* Begin *

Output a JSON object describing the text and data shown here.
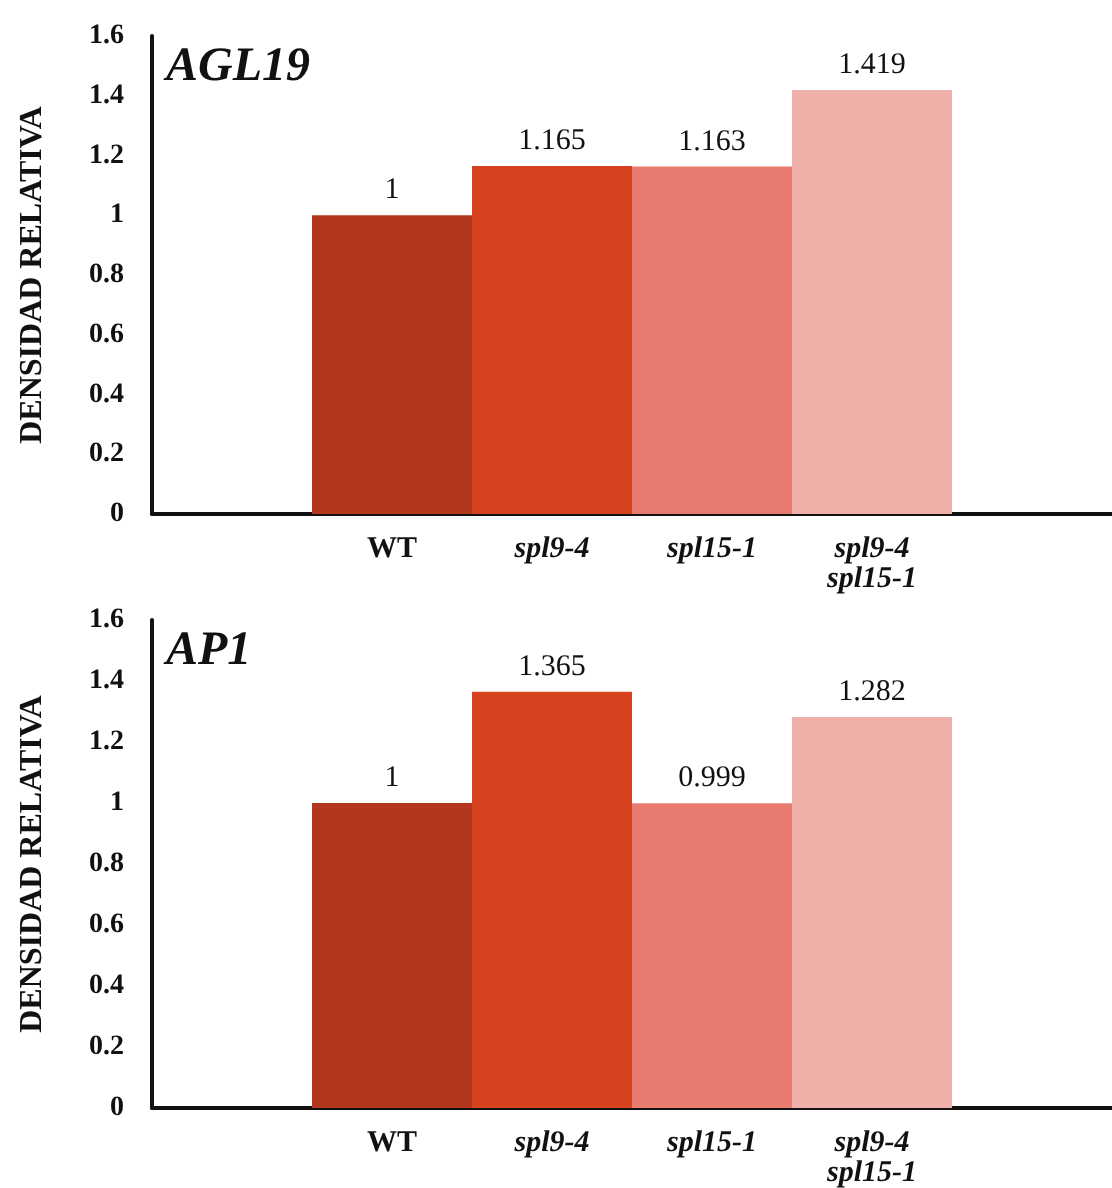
{
  "chart_data": [
    {
      "type": "bar",
      "title": "AGL19",
      "ylabel": "DENSIDAD RELATIVA",
      "categories": [
        null,
        "WT",
        "spl9-4",
        "spl15-1",
        "spl9-4\nspl15-1",
        null
      ],
      "values": [
        null,
        1,
        1.165,
        1.163,
        1.419,
        null
      ],
      "colors": [
        "#b3371c",
        "#b3371c",
        "#d8431f",
        "#e87a6f",
        "#f0b0aa",
        "#f0b0aa"
      ],
      "ylim": [
        0,
        1.6
      ],
      "yticks": [
        0,
        0.2,
        0.4,
        0.6,
        0.8,
        1,
        1.2,
        1.4,
        1.6
      ],
      "data_labels": true,
      "grid": false
    },
    {
      "type": "bar",
      "title": "AP1",
      "ylabel": "DENSIDAD RELATIVA",
      "categories": [
        null,
        "WT",
        "spl9-4",
        "spl15-1",
        "spl9-4\nspl15-1",
        null
      ],
      "values": [
        null,
        1,
        1.365,
        0.999,
        1.282,
        null
      ],
      "colors": [
        "#b3371c",
        "#b3371c",
        "#d8431f",
        "#e87a6f",
        "#f0b0aa",
        "#f0b0aa"
      ],
      "ylim": [
        0,
        1.6
      ],
      "yticks": [
        0,
        0.2,
        0.4,
        0.6,
        0.8,
        1,
        1.2,
        1.4,
        1.6
      ],
      "data_labels": true,
      "grid": false
    }
  ]
}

* End *

- _Instruction_
Retype the listing exactly. Pictures do not belong in the copy.

- _Task response_
Output a JSON object describing the text and data shown here.
{
  "chart_data": [
    {
      "type": "bar",
      "title": "AGL19",
      "ylabel": "DENSIDAD RELATIVA",
      "categories": [
        null,
        "WT",
        "spl9-4",
        "spl15-1",
        "spl9-4\nspl15-1",
        null
      ],
      "values": [
        null,
        1,
        1.165,
        1.163,
        1.419,
        null
      ],
      "colors": [
        "#b3371c",
        "#b3371c",
        "#d8431f",
        "#e87a6f",
        "#f0b0aa",
        "#f0b0aa"
      ],
      "ylim": [
        0,
        1.6
      ],
      "yticks": [
        0,
        0.2,
        0.4,
        0.6,
        0.8,
        1,
        1.2,
        1.4,
        1.6
      ],
      "data_labels": true,
      "grid": false
    },
    {
      "type": "bar",
      "title": "AP1",
      "ylabel": "DENSIDAD RELATIVA",
      "categories": [
        null,
        "WT",
        "spl9-4",
        "spl15-1",
        "spl9-4\nspl15-1",
        null
      ],
      "values": [
        null,
        1,
        1.365,
        0.999,
        1.282,
        null
      ],
      "colors": [
        "#b3371c",
        "#b3371c",
        "#d8431f",
        "#e87a6f",
        "#f0b0aa",
        "#f0b0aa"
      ],
      "ylim": [
        0,
        1.6
      ],
      "yticks": [
        0,
        0.2,
        0.4,
        0.6,
        0.8,
        1,
        1.2,
        1.4,
        1.6
      ],
      "data_labels": true,
      "grid": false
    }
  ]
}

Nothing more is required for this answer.